→ DIRECTIVE
Put every line below into a Markdown table with two columns, Row and Line, numbering the rows in order and leaving out any blank lines.

*** SUPPLIED INFORMATION

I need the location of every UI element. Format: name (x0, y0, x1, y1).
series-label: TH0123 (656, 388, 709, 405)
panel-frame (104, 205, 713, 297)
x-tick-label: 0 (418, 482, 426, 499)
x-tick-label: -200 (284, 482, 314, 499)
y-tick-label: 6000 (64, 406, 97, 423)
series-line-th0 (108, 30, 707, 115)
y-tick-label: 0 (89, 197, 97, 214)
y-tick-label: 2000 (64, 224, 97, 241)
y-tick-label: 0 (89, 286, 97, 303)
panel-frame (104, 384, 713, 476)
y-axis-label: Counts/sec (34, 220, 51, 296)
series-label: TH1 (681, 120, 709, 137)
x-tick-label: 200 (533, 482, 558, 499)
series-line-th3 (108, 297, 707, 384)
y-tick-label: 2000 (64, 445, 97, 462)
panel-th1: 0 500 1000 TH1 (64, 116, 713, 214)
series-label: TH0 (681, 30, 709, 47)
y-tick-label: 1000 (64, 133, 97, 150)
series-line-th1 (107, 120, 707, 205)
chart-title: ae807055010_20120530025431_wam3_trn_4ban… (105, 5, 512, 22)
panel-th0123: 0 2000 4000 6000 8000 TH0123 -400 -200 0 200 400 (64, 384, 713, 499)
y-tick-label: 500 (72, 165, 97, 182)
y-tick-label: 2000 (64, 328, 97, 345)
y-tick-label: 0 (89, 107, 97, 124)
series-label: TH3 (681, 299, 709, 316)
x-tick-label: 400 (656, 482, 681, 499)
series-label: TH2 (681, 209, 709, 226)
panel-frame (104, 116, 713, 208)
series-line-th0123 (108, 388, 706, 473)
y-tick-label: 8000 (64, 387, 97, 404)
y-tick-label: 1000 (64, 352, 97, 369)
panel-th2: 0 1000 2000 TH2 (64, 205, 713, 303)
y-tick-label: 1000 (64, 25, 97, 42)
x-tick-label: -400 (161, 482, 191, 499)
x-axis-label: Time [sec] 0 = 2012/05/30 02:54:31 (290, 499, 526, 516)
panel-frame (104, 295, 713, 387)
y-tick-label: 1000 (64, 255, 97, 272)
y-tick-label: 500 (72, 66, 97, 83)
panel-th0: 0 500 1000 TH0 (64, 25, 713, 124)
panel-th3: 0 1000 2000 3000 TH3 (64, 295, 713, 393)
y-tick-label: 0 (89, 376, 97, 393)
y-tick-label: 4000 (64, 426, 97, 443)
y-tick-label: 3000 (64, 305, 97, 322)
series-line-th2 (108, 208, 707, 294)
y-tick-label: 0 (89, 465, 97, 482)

******

→ EXERCISE OUTPUT
| Row | Line |
|---|---|
| 1 | I need the location of every UI element. Format: name (x0, y0, x1, y1). |
| 2 | series-label: TH0123 (656, 388, 709, 405) |
| 3 | panel-frame (104, 205, 713, 297) |
| 4 | x-tick-label: 0 (418, 482, 426, 499) |
| 5 | x-tick-label: -200 (284, 482, 314, 499) |
| 6 | y-tick-label: 6000 (64, 406, 97, 423) |
| 7 | series-line-th0 (108, 30, 707, 115) |
| 8 | y-tick-label: 0 (89, 197, 97, 214) |
| 9 | y-tick-label: 2000 (64, 224, 97, 241) |
| 10 | y-tick-label: 0 (89, 286, 97, 303) |
| 11 | panel-frame (104, 384, 713, 476) |
| 12 | y-axis-label: Counts/sec (34, 220, 51, 296) |
| 13 | series-label: TH1 (681, 120, 709, 137) |
| 14 | x-tick-label: 200 (533, 482, 558, 499) |
| 15 | series-line-th3 (108, 297, 707, 384) |
| 16 | y-tick-label: 2000 (64, 445, 97, 462) |
| 17 | panel-th1: 0 500 1000 TH1 (64, 116, 713, 214) |
| 18 | series-label: TH0 (681, 30, 709, 47) |
| 19 | y-tick-label: 1000 (64, 133, 97, 150) |
| 20 | series-line-th1 (107, 120, 707, 205) |
| 21 | chart-title: ae807055010_20120530025431_wam3_trn_4ban… (105, 5, 512, 22) |
| 22 | panel-th0123: 0 2000 4000 6000 8000 TH0123 -400 -200 0 200 400 (64, 384, 713, 499) |
| 23 | y-tick-label: 500 (72, 165, 97, 182) |
| 24 | y-tick-label: 2000 (64, 328, 97, 345) |
| 25 | y-tick-label: 0 (89, 107, 97, 124) |
| 26 | series-label: TH3 (681, 299, 709, 316) |
| 27 | x-tick-label: 400 (656, 482, 681, 499) |
| 28 | series-label: TH2 (681, 209, 709, 226) |
| 29 | panel-frame (104, 116, 713, 208) |
| 30 | series-line-th0123 (108, 388, 706, 473) |
| 31 | y-tick-label: 8000 (64, 387, 97, 404) |
| 32 | y-tick-label: 1000 (64, 352, 97, 369) |
| 33 | panel-th2: 0 1000 2000 TH2 (64, 205, 713, 303) |
| 34 | y-tick-label: 1000 (64, 25, 97, 42) |
| 35 | x-tick-label: -400 (161, 482, 191, 499) |
| 36 | x-axis-label: Time [sec] 0 = 2012/05/30 02:54:31 (290, 499, 526, 516) |
| 37 | panel-frame (104, 295, 713, 387) |
| 38 | y-tick-label: 1000 (64, 255, 97, 272) |
| 39 | y-tick-label: 500 (72, 66, 97, 83) |
| 40 | panel-th0: 0 500 1000 TH0 (64, 25, 713, 124) |
| 41 | panel-th3: 0 1000 2000 3000 TH3 (64, 295, 713, 393) |
| 42 | y-tick-label: 0 (89, 376, 97, 393) |
| 43 | y-tick-label: 4000 (64, 426, 97, 443) |
| 44 | y-tick-label: 3000 (64, 305, 97, 322) |
| 45 | series-line-th2 (108, 208, 707, 294) |
| 46 | y-tick-label: 0 (89, 465, 97, 482) |